_WHAT IS REQUIRED_
Transcribe the records below exactly as they appear.

_DATASET RECORDS_
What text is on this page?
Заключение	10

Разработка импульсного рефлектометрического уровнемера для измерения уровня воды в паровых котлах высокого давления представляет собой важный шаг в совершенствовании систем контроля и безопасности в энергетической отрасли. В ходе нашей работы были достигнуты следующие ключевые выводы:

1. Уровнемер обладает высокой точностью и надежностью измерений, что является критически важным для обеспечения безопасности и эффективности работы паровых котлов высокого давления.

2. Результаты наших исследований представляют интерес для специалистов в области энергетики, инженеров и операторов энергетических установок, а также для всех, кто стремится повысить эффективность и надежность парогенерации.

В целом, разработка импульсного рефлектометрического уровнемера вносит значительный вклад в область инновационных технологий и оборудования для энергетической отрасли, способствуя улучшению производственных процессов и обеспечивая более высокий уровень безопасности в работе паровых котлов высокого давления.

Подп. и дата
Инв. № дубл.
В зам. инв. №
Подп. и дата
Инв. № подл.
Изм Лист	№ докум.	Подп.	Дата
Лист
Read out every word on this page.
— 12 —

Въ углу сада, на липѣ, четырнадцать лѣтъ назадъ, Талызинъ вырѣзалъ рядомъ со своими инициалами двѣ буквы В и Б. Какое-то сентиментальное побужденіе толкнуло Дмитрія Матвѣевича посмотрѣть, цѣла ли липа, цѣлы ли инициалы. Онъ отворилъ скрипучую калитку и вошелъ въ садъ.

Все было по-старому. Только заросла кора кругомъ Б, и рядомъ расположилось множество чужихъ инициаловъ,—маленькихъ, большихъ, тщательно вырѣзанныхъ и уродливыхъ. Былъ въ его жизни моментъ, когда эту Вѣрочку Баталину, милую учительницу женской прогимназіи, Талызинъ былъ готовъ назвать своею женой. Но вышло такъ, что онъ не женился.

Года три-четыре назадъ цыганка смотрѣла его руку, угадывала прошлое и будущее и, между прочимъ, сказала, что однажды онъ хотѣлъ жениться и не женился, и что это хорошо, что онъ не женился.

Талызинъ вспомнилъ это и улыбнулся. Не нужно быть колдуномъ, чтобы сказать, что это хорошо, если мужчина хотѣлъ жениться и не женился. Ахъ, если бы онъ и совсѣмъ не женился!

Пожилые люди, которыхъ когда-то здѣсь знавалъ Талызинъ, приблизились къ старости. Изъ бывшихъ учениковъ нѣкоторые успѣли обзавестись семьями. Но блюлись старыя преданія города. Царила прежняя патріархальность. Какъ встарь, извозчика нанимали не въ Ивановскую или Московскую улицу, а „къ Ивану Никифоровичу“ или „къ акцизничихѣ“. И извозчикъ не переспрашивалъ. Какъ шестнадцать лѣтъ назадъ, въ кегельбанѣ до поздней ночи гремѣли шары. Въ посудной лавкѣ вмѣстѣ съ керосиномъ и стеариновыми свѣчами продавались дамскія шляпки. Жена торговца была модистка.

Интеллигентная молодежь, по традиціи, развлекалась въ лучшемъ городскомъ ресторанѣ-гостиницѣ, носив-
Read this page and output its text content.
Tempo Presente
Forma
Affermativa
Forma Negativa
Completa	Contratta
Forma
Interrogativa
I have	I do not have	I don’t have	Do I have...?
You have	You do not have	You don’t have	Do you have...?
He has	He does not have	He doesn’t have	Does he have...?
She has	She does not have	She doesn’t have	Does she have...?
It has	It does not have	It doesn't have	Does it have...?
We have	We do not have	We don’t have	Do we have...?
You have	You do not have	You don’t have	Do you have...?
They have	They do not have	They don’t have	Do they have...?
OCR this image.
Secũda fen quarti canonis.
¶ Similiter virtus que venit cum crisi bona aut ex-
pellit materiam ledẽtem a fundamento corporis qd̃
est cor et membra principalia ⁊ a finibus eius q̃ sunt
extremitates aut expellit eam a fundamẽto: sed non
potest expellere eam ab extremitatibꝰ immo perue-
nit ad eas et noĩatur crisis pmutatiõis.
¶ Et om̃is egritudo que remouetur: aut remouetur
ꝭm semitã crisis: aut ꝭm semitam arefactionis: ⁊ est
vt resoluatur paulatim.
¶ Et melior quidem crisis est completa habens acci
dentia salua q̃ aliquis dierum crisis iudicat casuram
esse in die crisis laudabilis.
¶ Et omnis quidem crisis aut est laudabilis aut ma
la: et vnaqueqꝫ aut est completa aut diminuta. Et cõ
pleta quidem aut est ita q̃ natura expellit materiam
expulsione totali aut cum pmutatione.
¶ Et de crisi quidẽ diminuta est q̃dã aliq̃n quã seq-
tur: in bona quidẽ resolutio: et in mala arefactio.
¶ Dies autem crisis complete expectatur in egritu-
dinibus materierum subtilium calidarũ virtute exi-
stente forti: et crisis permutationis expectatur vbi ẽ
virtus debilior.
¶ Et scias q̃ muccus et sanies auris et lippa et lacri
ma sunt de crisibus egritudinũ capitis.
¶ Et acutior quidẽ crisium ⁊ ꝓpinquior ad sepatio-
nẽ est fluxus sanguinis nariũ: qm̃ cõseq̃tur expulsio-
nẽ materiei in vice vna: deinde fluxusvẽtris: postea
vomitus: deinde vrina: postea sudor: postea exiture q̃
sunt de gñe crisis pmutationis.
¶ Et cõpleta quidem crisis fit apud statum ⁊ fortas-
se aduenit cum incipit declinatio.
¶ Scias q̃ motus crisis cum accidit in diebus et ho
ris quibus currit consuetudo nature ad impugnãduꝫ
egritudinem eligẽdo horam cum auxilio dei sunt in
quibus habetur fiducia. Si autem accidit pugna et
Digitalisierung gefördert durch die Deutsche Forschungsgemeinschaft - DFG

_SOLUTION FOR THIS PROBLEM_
What text is on this page?
Заключение	10

Разработка импульсного рефлектометрического уровнемера для измерения уровня воды в паровых котлах высокого давления представляет собой важный шаг в совершенствовании систем контроля и безопасности в энергетической отрасли. В ходе нашей работы были достигнуты следующие ключевые выводы:

1. Уровнемер обладает высокой точностью и надежностью измерений, что является критически важным для обеспечения безопасности и эффективности работы паровых котлов высокого давления.

2. Результаты наших исследований представляют интерес для специалистов в области энергетики, инженеров и операторов энергетических установок, а также для всех, кто стремится повысить эффективность и надежность парогенерации.

В целом, разработка импульсного рефлектометрического уровнемера вносит значительный вклад в область инновационных технологий и оборудования для энергетической отрасли, способствуя улучшению производственных процессов и обеспечивая более высокий уровень безопасности в работе паровых котлов высокого давления.

Подп. и дата
Инв. № дубл.
В зам. инв. №
Подп. и дата
Инв. № подл.
Изм Лист	№ докум.	Подп.	Дата
Лист
Read out every word on this page.
— 12 —

Въ углу сада, на липѣ, четырнадцать лѣтъ назадъ, Талызинъ вырѣзалъ рядомъ со своими инициалами двѣ буквы В и Б. Какое-то сентиментальное побужденіе толкнуло Дмитрія Матвѣевича посмотрѣть, цѣла ли липа, цѣлы ли инициалы. Онъ отворилъ скрипучую калитку и вошелъ въ садъ.

Все было по-старому. Только заросла кора кругомъ Б, и рядомъ расположилось множество чужихъ инициаловъ,—маленькихъ, большихъ, тщательно вырѣзанныхъ и уродливыхъ. Былъ въ его жизни моментъ, когда эту Вѣрочку Баталину, милую учительницу женской прогимназіи, Талызинъ былъ готовъ назвать своею женой. Но вышло такъ, что онъ не женился.

Года три-четыре назадъ цыганка смотрѣла его руку, угадывала прошлое и будущее и, между прочимъ, сказала, что однажды онъ хотѣлъ жениться и не женился, и что это хорошо, что онъ не женился.

Талызинъ вспомнилъ это и улыбнулся. Не нужно быть колдуномъ, чтобы сказать, что это хорошо, если мужчина хотѣлъ жениться и не женился. Ахъ, если бы онъ и совсѣмъ не женился!

Пожилые люди, которыхъ когда-то здѣсь знавалъ Талызинъ, приблизились къ старости. Изъ бывшихъ учениковъ нѣкоторые успѣли обзавестись семьями. Но блюлись старыя преданія города. Царила прежняя патріархальность. Какъ встарь, извозчика нанимали не въ Ивановскую или Московскую улицу, а „къ Ивану Никифоровичу“ или „къ акцизничихѣ“. И извозчикъ не переспрашивалъ. Какъ шестнадцать лѣтъ назадъ, въ кегельбанѣ до поздней ночи гремѣли шары. Въ посудной лавкѣ вмѣстѣ съ керосиномъ и стеариновыми свѣчами продавались дамскія шляпки. Жена торговца была модистка.

Интеллигентная молодежь, по традиціи, развлекалась въ лучшемъ городскомъ ресторанѣ-гостиницѣ, носив-
Read this page and output its text content.
Tempo Presente
Forma
Affermativa
Forma Negativa
Completa	Contratta
Forma
Interrogativa
I have	I do not have	I don’t have	Do I have...?
You have	You do not have	You don’t have	Do you have...?
He has	He does not have	He doesn’t have	Does he have...?
She has	She does not have	She doesn’t have	Does she have...?
It has	It does not have	It doesn't have	Does it have...?
We have	We do not have	We don’t have	Do we have...?
You have	You do not have	You don’t have	Do you have...?
They have	They do not have	They don’t have	Do they have...?
OCR this image.
Secũda fen quarti canonis.
¶ Similiter virtus que venit cum crisi bona aut ex-
pellit materiam ledẽtem a fundamento corporis qd̃
est cor et membra principalia ⁊ a finibus eius q̃ sunt
extremitates aut expellit eam a fundamẽto: sed non
potest expellere eam ab extremitatibꝰ immo perue-
nit ad eas et noĩatur crisis pmutatiõis.
¶ Et om̃is egritudo que remouetur: aut remouetur
ꝭm semitã crisis: aut ꝭm semitam arefactionis: ⁊ est
vt resoluatur paulatim.
¶ Et melior quidem crisis est completa habens acci
dentia salua q̃ aliquis dierum crisis iudicat casuram
esse in die crisis laudabilis.
¶ Et omnis quidem crisis aut est laudabilis aut ma
la: et vnaqueqꝫ aut est completa aut diminuta. Et cõ
pleta quidem aut est ita q̃ natura expellit materiam
expulsione totali aut cum pmutatione.
¶ Et de crisi quidẽ diminuta est q̃dã aliq̃n quã seq-
tur: in bona quidẽ resolutio: et in mala arefactio.
¶ Dies autem crisis complete expectatur in egritu-
dinibus materierum subtilium calidarũ virtute exi-
stente forti: et crisis permutationis expectatur vbi ẽ
virtus debilior.
¶ Et scias q̃ muccus et sanies auris et lippa et lacri
ma sunt de crisibus egritudinũ capitis.
¶ Et acutior quidẽ crisium ⁊ ꝓpinquior ad sepatio-
nẽ est fluxus sanguinis nariũ: qm̃ cõseq̃tur expulsio-
nẽ materiei in vice vna: deinde fluxusvẽtris: postea
vomitus: deinde vrina: postea sudor: postea exiture q̃
sunt de gñe crisis pmutationis.
¶ Et cõpleta quidem crisis fit apud statum ⁊ fortas-
se aduenit cum incipit declinatio.
¶ Scias q̃ motus crisis cum accidit in diebus et ho
ris quibus currit consuetudo nature ad impugnãduꝫ
egritudinem eligẽdo horam cum auxilio dei sunt in
quibus habetur fiducia. Si autem accidit pugna et
Digitalisierung gefördert durch die Deutsche Forschungsgemeinschaft - DFG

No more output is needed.